Without altering anything, output the material below.

------ Material provided

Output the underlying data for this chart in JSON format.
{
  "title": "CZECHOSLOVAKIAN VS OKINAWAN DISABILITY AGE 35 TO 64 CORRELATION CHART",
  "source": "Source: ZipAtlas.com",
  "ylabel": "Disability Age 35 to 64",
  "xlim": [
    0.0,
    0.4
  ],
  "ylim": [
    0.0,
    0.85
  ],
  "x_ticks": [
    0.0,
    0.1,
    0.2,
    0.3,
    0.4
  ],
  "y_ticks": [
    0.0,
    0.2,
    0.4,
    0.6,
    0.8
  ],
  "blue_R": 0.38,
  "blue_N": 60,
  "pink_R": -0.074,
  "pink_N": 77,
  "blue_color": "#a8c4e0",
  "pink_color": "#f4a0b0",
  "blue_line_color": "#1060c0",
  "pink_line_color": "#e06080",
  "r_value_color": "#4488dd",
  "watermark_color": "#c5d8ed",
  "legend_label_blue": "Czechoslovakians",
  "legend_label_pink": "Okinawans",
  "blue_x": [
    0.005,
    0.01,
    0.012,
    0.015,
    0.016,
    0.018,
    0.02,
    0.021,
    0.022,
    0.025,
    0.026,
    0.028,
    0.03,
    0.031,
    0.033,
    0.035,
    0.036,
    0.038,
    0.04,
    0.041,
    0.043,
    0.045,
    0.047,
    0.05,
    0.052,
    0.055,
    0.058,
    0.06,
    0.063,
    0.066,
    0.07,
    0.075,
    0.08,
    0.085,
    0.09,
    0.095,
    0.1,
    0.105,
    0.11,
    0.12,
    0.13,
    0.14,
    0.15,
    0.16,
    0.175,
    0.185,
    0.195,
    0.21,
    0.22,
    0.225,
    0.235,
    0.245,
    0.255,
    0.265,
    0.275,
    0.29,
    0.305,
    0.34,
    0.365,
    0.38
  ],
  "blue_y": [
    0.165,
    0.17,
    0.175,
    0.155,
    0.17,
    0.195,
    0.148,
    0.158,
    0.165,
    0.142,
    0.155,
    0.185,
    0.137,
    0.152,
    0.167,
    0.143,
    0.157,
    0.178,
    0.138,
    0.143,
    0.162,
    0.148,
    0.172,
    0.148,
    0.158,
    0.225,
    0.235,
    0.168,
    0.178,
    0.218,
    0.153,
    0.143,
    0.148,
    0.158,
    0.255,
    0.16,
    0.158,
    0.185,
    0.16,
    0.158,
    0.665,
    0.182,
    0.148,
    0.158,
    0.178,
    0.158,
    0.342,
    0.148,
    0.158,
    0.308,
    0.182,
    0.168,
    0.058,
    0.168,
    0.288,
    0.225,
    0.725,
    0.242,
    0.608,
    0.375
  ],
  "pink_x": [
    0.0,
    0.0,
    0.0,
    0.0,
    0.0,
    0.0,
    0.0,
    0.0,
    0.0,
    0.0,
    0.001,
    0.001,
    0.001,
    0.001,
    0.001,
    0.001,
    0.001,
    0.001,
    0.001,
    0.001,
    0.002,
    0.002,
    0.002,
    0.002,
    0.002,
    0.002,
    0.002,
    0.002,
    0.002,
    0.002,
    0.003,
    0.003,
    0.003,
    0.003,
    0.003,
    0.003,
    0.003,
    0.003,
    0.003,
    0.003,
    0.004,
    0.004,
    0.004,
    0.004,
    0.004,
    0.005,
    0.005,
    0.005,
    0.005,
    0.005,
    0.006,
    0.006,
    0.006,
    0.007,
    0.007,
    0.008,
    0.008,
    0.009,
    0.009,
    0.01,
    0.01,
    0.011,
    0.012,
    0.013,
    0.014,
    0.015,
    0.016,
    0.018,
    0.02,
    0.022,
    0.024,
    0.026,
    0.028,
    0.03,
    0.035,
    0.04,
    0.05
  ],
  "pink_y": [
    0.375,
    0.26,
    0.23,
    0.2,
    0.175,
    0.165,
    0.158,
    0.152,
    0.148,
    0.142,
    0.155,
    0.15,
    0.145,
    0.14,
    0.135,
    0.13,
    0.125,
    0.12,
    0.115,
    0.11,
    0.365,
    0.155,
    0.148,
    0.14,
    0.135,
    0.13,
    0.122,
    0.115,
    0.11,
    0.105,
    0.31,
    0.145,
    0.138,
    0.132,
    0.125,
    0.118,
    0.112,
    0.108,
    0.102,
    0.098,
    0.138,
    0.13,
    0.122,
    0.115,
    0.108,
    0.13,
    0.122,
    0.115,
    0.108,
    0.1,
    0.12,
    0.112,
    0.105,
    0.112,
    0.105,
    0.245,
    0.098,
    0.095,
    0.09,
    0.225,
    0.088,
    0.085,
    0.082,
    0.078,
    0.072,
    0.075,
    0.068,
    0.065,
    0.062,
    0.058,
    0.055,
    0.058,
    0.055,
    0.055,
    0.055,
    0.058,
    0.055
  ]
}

------------

Exercise output:
Output the underlying data for this chart in JSON format.
{
  "title": "CZECHOSLOVAKIAN VS OKINAWAN DISABILITY AGE 35 TO 64 CORRELATION CHART",
  "source": "Source: ZipAtlas.com",
  "ylabel": "Disability Age 35 to 64",
  "xlim": [
    0.0,
    0.4
  ],
  "ylim": [
    0.0,
    0.85
  ],
  "x_ticks": [
    0.0,
    0.1,
    0.2,
    0.3,
    0.4
  ],
  "y_ticks": [
    0.0,
    0.2,
    0.4,
    0.6,
    0.8
  ],
  "blue_R": 0.38,
  "blue_N": 60,
  "pink_R": -0.074,
  "pink_N": 77,
  "blue_color": "#a8c4e0",
  "pink_color": "#f4a0b0",
  "blue_line_color": "#1060c0",
  "pink_line_color": "#e06080",
  "r_value_color": "#4488dd",
  "watermark_color": "#c5d8ed",
  "legend_label_blue": "Czechoslovakians",
  "legend_label_pink": "Okinawans",
  "blue_x": [
    0.005,
    0.01,
    0.012,
    0.015,
    0.016,
    0.018,
    0.02,
    0.021,
    0.022,
    0.025,
    0.026,
    0.028,
    0.03,
    0.031,
    0.033,
    0.035,
    0.036,
    0.038,
    0.04,
    0.041,
    0.043,
    0.045,
    0.047,
    0.05,
    0.052,
    0.055,
    0.058,
    0.06,
    0.063,
    0.066,
    0.07,
    0.075,
    0.08,
    0.085,
    0.09,
    0.095,
    0.1,
    0.105,
    0.11,
    0.12,
    0.13,
    0.14,
    0.15,
    0.16,
    0.175,
    0.185,
    0.195,
    0.21,
    0.22,
    0.225,
    0.235,
    0.245,
    0.255,
    0.265,
    0.275,
    0.29,
    0.305,
    0.34,
    0.365,
    0.38
  ],
  "blue_y": [
    0.165,
    0.17,
    0.175,
    0.155,
    0.17,
    0.195,
    0.148,
    0.158,
    0.165,
    0.142,
    0.155,
    0.185,
    0.137,
    0.152,
    0.167,
    0.143,
    0.157,
    0.178,
    0.138,
    0.143,
    0.162,
    0.148,
    0.172,
    0.148,
    0.158,
    0.225,
    0.235,
    0.168,
    0.178,
    0.218,
    0.153,
    0.143,
    0.148,
    0.158,
    0.255,
    0.16,
    0.158,
    0.185,
    0.16,
    0.158,
    0.665,
    0.182,
    0.148,
    0.158,
    0.178,
    0.158,
    0.342,
    0.148,
    0.158,
    0.308,
    0.182,
    0.168,
    0.058,
    0.168,
    0.288,
    0.225,
    0.725,
    0.242,
    0.608,
    0.375
  ],
  "pink_x": [
    0.0,
    0.0,
    0.0,
    0.0,
    0.0,
    0.0,
    0.0,
    0.0,
    0.0,
    0.0,
    0.001,
    0.001,
    0.001,
    0.001,
    0.001,
    0.001,
    0.001,
    0.001,
    0.001,
    0.001,
    0.002,
    0.002,
    0.002,
    0.002,
    0.002,
    0.002,
    0.002,
    0.002,
    0.002,
    0.002,
    0.003,
    0.003,
    0.003,
    0.003,
    0.003,
    0.003,
    0.003,
    0.003,
    0.003,
    0.003,
    0.004,
    0.004,
    0.004,
    0.004,
    0.004,
    0.005,
    0.005,
    0.005,
    0.005,
    0.005,
    0.006,
    0.006,
    0.006,
    0.007,
    0.007,
    0.008,
    0.008,
    0.009,
    0.009,
    0.01,
    0.01,
    0.011,
    0.012,
    0.013,
    0.014,
    0.015,
    0.016,
    0.018,
    0.02,
    0.022,
    0.024,
    0.026,
    0.028,
    0.03,
    0.035,
    0.04,
    0.05
  ],
  "pink_y": [
    0.375,
    0.26,
    0.23,
    0.2,
    0.175,
    0.165,
    0.158,
    0.152,
    0.148,
    0.142,
    0.155,
    0.15,
    0.145,
    0.14,
    0.135,
    0.13,
    0.125,
    0.12,
    0.115,
    0.11,
    0.365,
    0.155,
    0.148,
    0.14,
    0.135,
    0.13,
    0.122,
    0.115,
    0.11,
    0.105,
    0.31,
    0.145,
    0.138,
    0.132,
    0.125,
    0.118,
    0.112,
    0.108,
    0.102,
    0.098,
    0.138,
    0.13,
    0.122,
    0.115,
    0.108,
    0.13,
    0.122,
    0.115,
    0.108,
    0.1,
    0.12,
    0.112,
    0.105,
    0.112,
    0.105,
    0.245,
    0.098,
    0.095,
    0.09,
    0.225,
    0.088,
    0.085,
    0.082,
    0.078,
    0.072,
    0.075,
    0.068,
    0.065,
    0.062,
    0.058,
    0.055,
    0.058,
    0.055,
    0.055,
    0.055,
    0.058,
    0.055
  ]
}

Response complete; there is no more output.